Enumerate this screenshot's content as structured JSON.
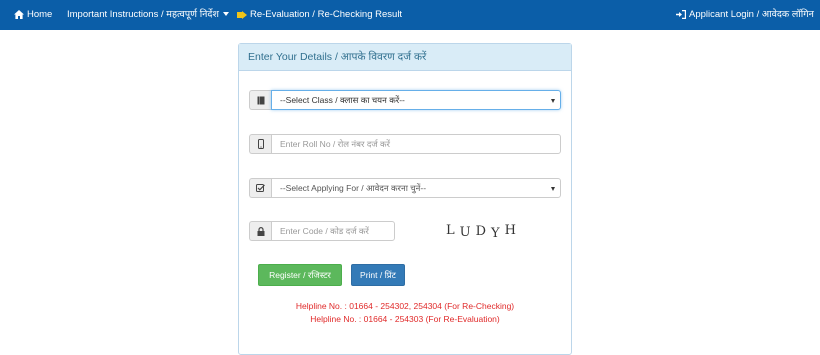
{
  "navbar": {
    "home": "Home",
    "instructions": "Important Instructions / महत्वपूर्ण निर्देश",
    "reevaluation": "Re-Evaluation / Re-Checking Result",
    "login": "Applicant Login / आवेदक लॉगिन"
  },
  "panel": {
    "heading": "Enter Your Details / आपके विवरण दर्ज करें",
    "class_select": "--Select Class / क्लास का चयन करें--",
    "roll_placeholder": "Enter Roll No / रोल नंबर दर्ज करें",
    "applying_select": "--Select Applying For / आवेदन करना चुनें--",
    "code_placeholder": "Enter Code / कोड दर्ज करें",
    "captcha": [
      "L",
      "U",
      "D",
      "Y",
      "H"
    ],
    "register_label": "Register / रजिस्टर",
    "print_label": "Print / प्रिंट",
    "helpline_1": "Helpline No. : 01664 - 254302, 254304 (For Re-Checking)",
    "helpline_2": "Helpline No. : 01664 - 254303 (For Re-Evaluation)"
  },
  "colors": {
    "navbar": "#0b5ea8",
    "panel_heading": "#d9ecf7",
    "register_button": "#5cb85c",
    "print_button": "#337ab7",
    "helpline_text": "#e02a2a"
  }
}
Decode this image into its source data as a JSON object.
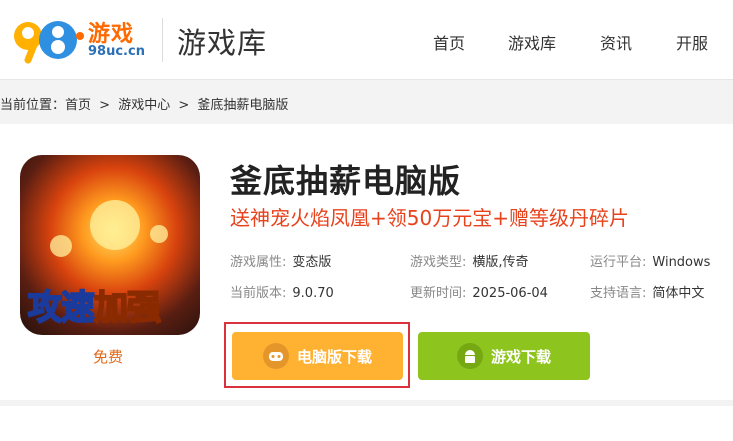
{
  "header": {
    "logo_name": "游戏",
    "logo_domain": "98uc.cn",
    "section_title": "游戏库",
    "nav": [
      "首页",
      "游戏库",
      "资讯",
      "开服"
    ]
  },
  "breadcrumb": {
    "prefix": "当前位置：",
    "items": [
      "首页",
      ">",
      "游戏中心",
      ">",
      "釜底抽薪电脑版"
    ]
  },
  "game": {
    "title": "釜底抽薪电脑版",
    "subtitle": "送神宠火焰凤凰+领50万元宝+赠等级丹碎片",
    "icon_text_1": "攻速",
    "icon_text_2": "加强",
    "price_label": "免费",
    "attributes": [
      {
        "key": "游戏属性:",
        "value": "变态版"
      },
      {
        "key": "游戏类型:",
        "value": "横版,传奇"
      },
      {
        "key": "运行平台:",
        "value": "Windows"
      },
      {
        "key": "当前版本:",
        "value": "9.0.70"
      },
      {
        "key": "更新时间:",
        "value": "2025-06-04"
      },
      {
        "key": "支持语言:",
        "value": "简体中文"
      }
    ]
  },
  "buttons": {
    "pc_download": "电脑版下载",
    "android_download": "游戏下载"
  },
  "colors": {
    "brand_orange": "#ff6a00",
    "pc_button": "#ffb132",
    "android_button": "#8ec41e",
    "subtitle_red": "#e8421c",
    "highlight_border": "#d9323c"
  }
}
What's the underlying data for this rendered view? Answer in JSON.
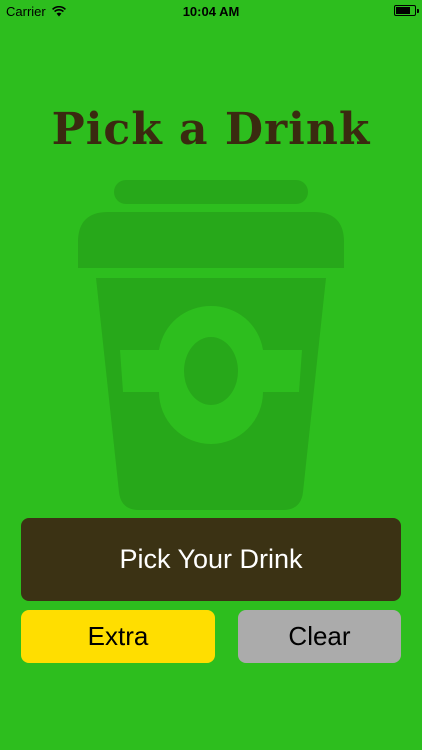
{
  "status_bar": {
    "carrier": "Carrier",
    "time": "10:04 AM"
  },
  "title": "Pick a Drink",
  "buttons": {
    "pick": "Pick Your Drink",
    "extra": "Extra",
    "clear": "Clear"
  },
  "colors": {
    "background": "#2DBE1E",
    "cup": "#27A81A",
    "title": "#3A2A10",
    "pick_button": "#3B3214",
    "extra_button": "#FFDE00",
    "clear_button": "#ABABAB"
  },
  "icons": {
    "cup": "coffee-cup-icon",
    "wifi": "wifi-icon",
    "battery": "battery-icon"
  }
}
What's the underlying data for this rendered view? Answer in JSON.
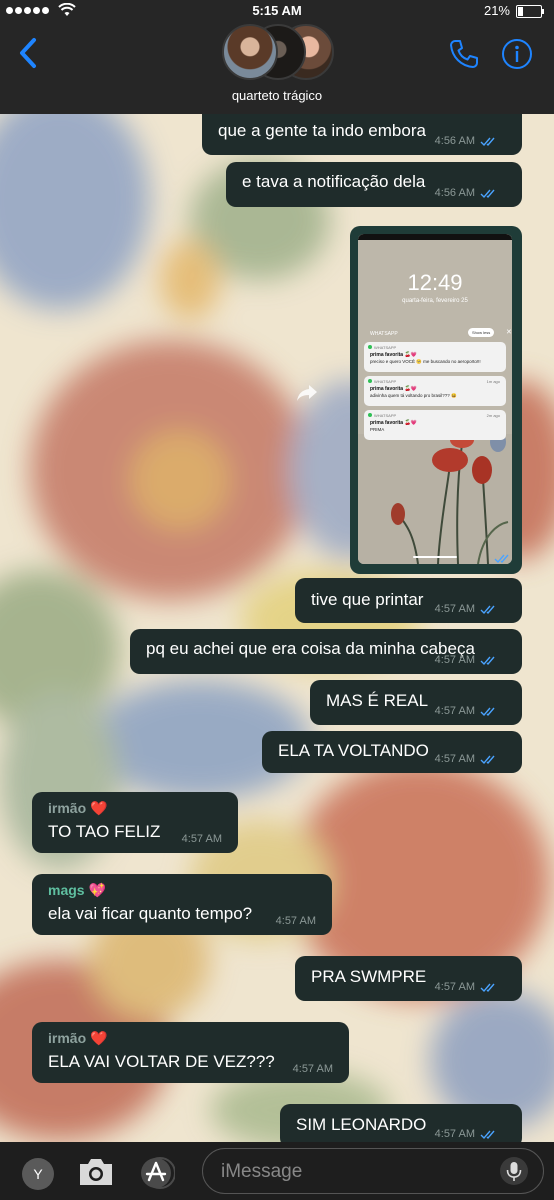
{
  "status": {
    "time": "5:15 AM",
    "battery": "21%"
  },
  "header": {
    "group_name": "quarteto trágico"
  },
  "messages": [
    {
      "text": "que a gente ta indo embora",
      "time": "4:56 AM"
    },
    {
      "text": "e tava a notificação dela",
      "time": "4:56 AM"
    },
    {
      "text": "tive que printar",
      "time": "4:57 AM"
    },
    {
      "text": "pq eu achei que era coisa da minha cabeça",
      "time": "4:57 AM"
    },
    {
      "text": "MAS É REAL",
      "time": "4:57 AM"
    },
    {
      "text": "ELA TA VOLTANDO",
      "time": "4:57 AM"
    },
    {
      "sender": "irmão ❤️",
      "text": "TO TAO FELIZ",
      "time": "4:57 AM"
    },
    {
      "sender": "mags 💖",
      "text": "ela vai ficar quanto tempo?",
      "time": "4:57 AM"
    },
    {
      "text": "PRA SWMPRE",
      "time": "4:57 AM"
    },
    {
      "sender": "irmão ❤️",
      "text": "ELA VAI VOLTAR DE VEZ???",
      "time": "4:57 AM"
    },
    {
      "text": "SIM LEONARDO",
      "time": "4:57 AM"
    }
  ],
  "screenshot": {
    "clock": "12:49",
    "date": "quarta-feira, fevereiro 25",
    "section": "WHATSAPP",
    "show_less": "Show less",
    "notifications": [
      {
        "app": "WHATSAPP",
        "ago": "",
        "title": "prima favorita 🍒💗",
        "text": "preciso e quero VOCÊ 🥺 me buscando no aeroporto!!!"
      },
      {
        "app": "WHATSAPP",
        "ago": "1m ago",
        "title": "prima favorita 🍒💗",
        "text": "adivinha quem tá voltando pro brasil??? 😆"
      },
      {
        "app": "WHATSAPP",
        "ago": "2m ago",
        "title": "prima favorita 🍒💗",
        "text": "PRIMA"
      }
    ]
  },
  "input": {
    "avatar_letter": "Y",
    "placeholder": "iMessage"
  },
  "colors": {
    "bubble": "#1f2c2b",
    "accent": "#1e84ff",
    "irmao": "#8ea29e",
    "mags": "#5fbfa0"
  }
}
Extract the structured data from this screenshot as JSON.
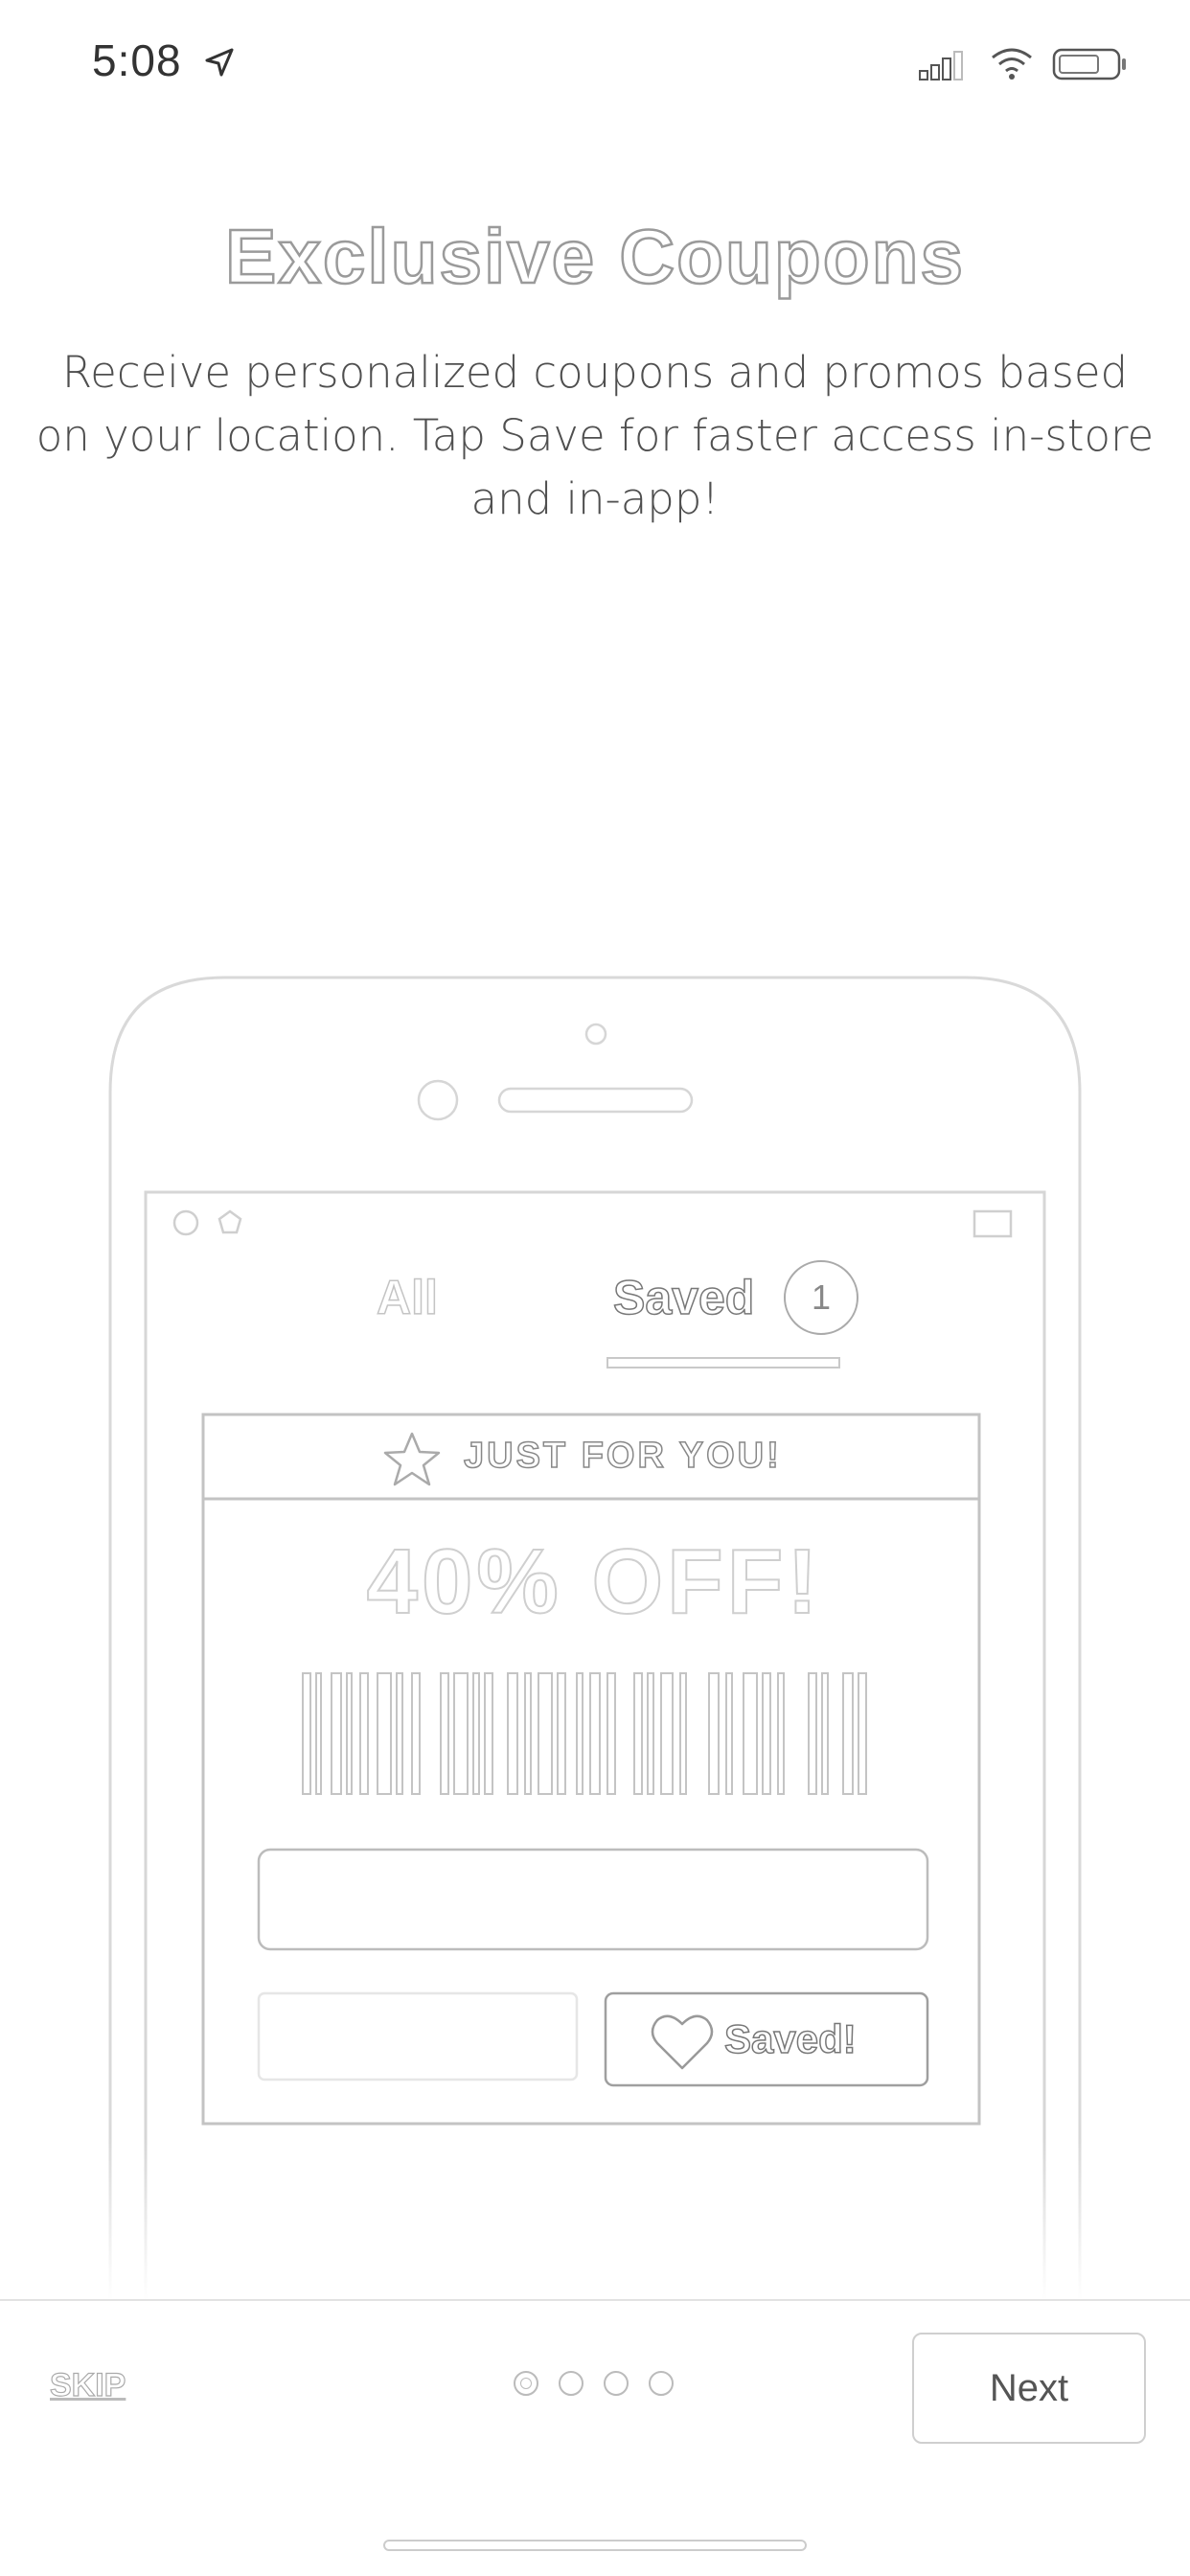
{
  "status_bar": {
    "time": "5:08",
    "icons": [
      "location-arrow-icon",
      "signal-icon",
      "wifi-icon",
      "battery-icon"
    ]
  },
  "onboarding": {
    "title": "Exclusive Coupons",
    "description": "Receive personalized coupons and promos based on your location. Tap Save for faster access in-store and in-app!"
  },
  "illustration": {
    "tabs": {
      "all_label": "All",
      "saved_label": "Saved",
      "saved_count": "1"
    },
    "coupon": {
      "header": "JUST FOR YOU!",
      "discount": "40% OFF!",
      "saved_button_label": "Saved!"
    }
  },
  "footer": {
    "skip_label": "SKIP",
    "page_count": 4,
    "active_page": 1,
    "next_label": "Next"
  },
  "colors": {
    "background": "#ffffff",
    "outline": "#9a9a9a",
    "light_outline": "#d6d6d6",
    "text": "#4f4f4f"
  }
}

^^^^^^^^

=== Task goal ===
Reproduce all entries exactly. Pictures do not belong in the copy.

=== Answer to the exercise ===
Enumerate this screenshot's content as structured JSON.
{
  "navbar": {
    "home": "Home",
    "instructions": "Important Instructions / महत्वपूर्ण निर्देश",
    "reevaluation": "Re-Evaluation / Re-Checking Result",
    "login": "Applicant Login / आवेदक लॉगिन"
  },
  "panel": {
    "heading": "Enter Your Details / आपके विवरण दर्ज करें",
    "class_select": "--Select Class / क्लास का चयन करें--",
    "roll_placeholder": "Enter Roll No / रोल नंबर दर्ज करें",
    "applying_select": "--Select Applying For / आवेदन करना चुनें--",
    "code_placeholder": "Enter Code / कोड दर्ज करें",
    "captcha": [
      "L",
      "U",
      "D",
      "Y",
      "H"
    ],
    "register_label": "Register / रजिस्टर",
    "print_label": "Print / प्रिंट",
    "helpline_1": "Helpline No. : 01664 - 254302, 254304 (For Re-Checking)",
    "helpline_2": "Helpline No. : 01664 - 254303 (For Re-Evaluation)"
  },
  "colors": {
    "navbar": "#0b5ea8",
    "panel_heading": "#d9ecf7",
    "register_button": "#5cb85c",
    "print_button": "#337ab7",
    "helpline_text": "#e02a2a"
  }
}
Decode this image into its source data as a JSON object.
{
  "header": {
    "logo_name": "游戏",
    "logo_domain": "98uc.cn",
    "section_title": "游戏库",
    "nav": [
      "首页",
      "游戏库",
      "资讯",
      "开服"
    ]
  },
  "breadcrumb": {
    "prefix": "当前位置：",
    "items": [
      "首页",
      ">",
      "游戏中心",
      ">",
      "釜底抽薪电脑版"
    ]
  },
  "game": {
    "title": "釜底抽薪电脑版",
    "subtitle": "送神宠火焰凤凰+领50万元宝+赠等级丹碎片",
    "icon_text_1": "攻速",
    "icon_text_2": "加强",
    "price_label": "免费",
    "attributes": [
      {
        "key": "游戏属性:",
        "value": "变态版"
      },
      {
        "key": "游戏类型:",
        "value": "横版,传奇"
      },
      {
        "key": "运行平台:",
        "value": "Windows"
      },
      {
        "key": "当前版本:",
        "value": "9.0.70"
      },
      {
        "key": "更新时间:",
        "value": "2025-06-04"
      },
      {
        "key": "支持语言:",
        "value": "简体中文"
      }
    ]
  },
  "buttons": {
    "pc_download": "电脑版下载",
    "android_download": "游戏下载"
  },
  "colors": {
    "brand_orange": "#ff6a00",
    "pc_button": "#ffb132",
    "android_button": "#8ec41e",
    "subtitle_red": "#e8421c",
    "highlight_border": "#d9323c"
  }
}
What's the underlying data for this rendered view? Answer in JSON.
{
  "status_bar": {
    "carrier": "Carrier",
    "time": "10:04 AM"
  },
  "title": "Pick a Drink",
  "buttons": {
    "pick": "Pick Your Drink",
    "extra": "Extra",
    "clear": "Clear"
  },
  "colors": {
    "background": "#2DBE1E",
    "cup": "#27A81A",
    "title": "#3A2A10",
    "pick_button": "#3B3214",
    "extra_button": "#FFDE00",
    "clear_button": "#ABABAB"
  },
  "icons": {
    "cup": "coffee-cup-icon",
    "wifi": "wifi-icon",
    "battery": "battery-icon"
  }
}
What's the underlying data for this rendered view? Answer in JSON.
{
  "status": {
    "time": "5:15 AM",
    "battery": "21%"
  },
  "header": {
    "group_name": "quarteto trágico"
  },
  "messages": [
    {
      "text": "que a gente ta indo embora",
      "time": "4:56 AM"
    },
    {
      "text": "e tava a notificação dela",
      "time": "4:56 AM"
    },
    {
      "text": "tive que printar",
      "time": "4:57 AM"
    },
    {
      "text": "pq eu achei que era coisa da minha cabeça",
      "time": "4:57 AM"
    },
    {
      "text": "MAS É REAL",
      "time": "4:57 AM"
    },
    {
      "text": "ELA TA VOLTANDO",
      "time": "4:57 AM"
    },
    {
      "sender": "irmão ❤️",
      "text": "TO TAO FELIZ",
      "time": "4:57 AM"
    },
    {
      "sender": "mags 💖",
      "text": "ela vai ficar quanto tempo?",
      "time": "4:57 AM"
    },
    {
      "text": "PRA SWMPRE",
      "time": "4:57 AM"
    },
    {
      "sender": "irmão ❤️",
      "text": "ELA VAI VOLTAR DE VEZ???",
      "time": "4:57 AM"
    },
    {
      "text": "SIM LEONARDO",
      "time": "4:57 AM"
    }
  ],
  "screenshot": {
    "clock": "12:49",
    "date": "quarta-feira, fevereiro 25",
    "section": "WHATSAPP",
    "show_less": "Show less",
    "notifications": [
      {
        "app": "WHATSAPP",
        "ago": "",
        "title": "prima favorita 🍒💗",
        "text": "preciso e quero VOCÊ 🥺 me buscando no aeroporto!!!"
      },
      {
        "app": "WHATSAPP",
        "ago": "1m ago",
        "title": "prima favorita 🍒💗",
        "text": "adivinha quem tá voltando pro brasil??? 😆"
      },
      {
        "app": "WHATSAPP",
        "ago": "2m ago",
        "title": "prima favorita 🍒💗",
        "text": "PRIMA"
      }
    ]
  },
  "input": {
    "avatar_letter": "Y",
    "placeholder": "iMessage"
  },
  "colors": {
    "bubble": "#1f2c2b",
    "accent": "#1e84ff",
    "irmao": "#8ea29e",
    "mags": "#5fbfa0"
  }
}
Extract the structured data from this screenshot as JSON.
{
  "status_bar": {
    "time": "5:08",
    "icons": [
      "location-arrow-icon",
      "signal-icon",
      "wifi-icon",
      "battery-icon"
    ]
  },
  "onboarding": {
    "title": "Exclusive Coupons",
    "description": "Receive personalized coupons and promos based on your location. Tap Save for faster access in-store and in-app!"
  },
  "illustration": {
    "tabs": {
      "all_label": "All",
      "saved_label": "Saved",
      "saved_count": "1"
    },
    "coupon": {
      "header": "JUST FOR YOU!",
      "discount": "40% OFF!",
      "saved_button_label": "Saved!"
    }
  },
  "footer": {
    "skip_label": "SKIP",
    "page_count": 4,
    "active_page": 1,
    "next_label": "Next"
  },
  "colors": {
    "background": "#ffffff",
    "outline": "#9a9a9a",
    "light_outline": "#d6d6d6",
    "text": "#4f4f4f"
  }
}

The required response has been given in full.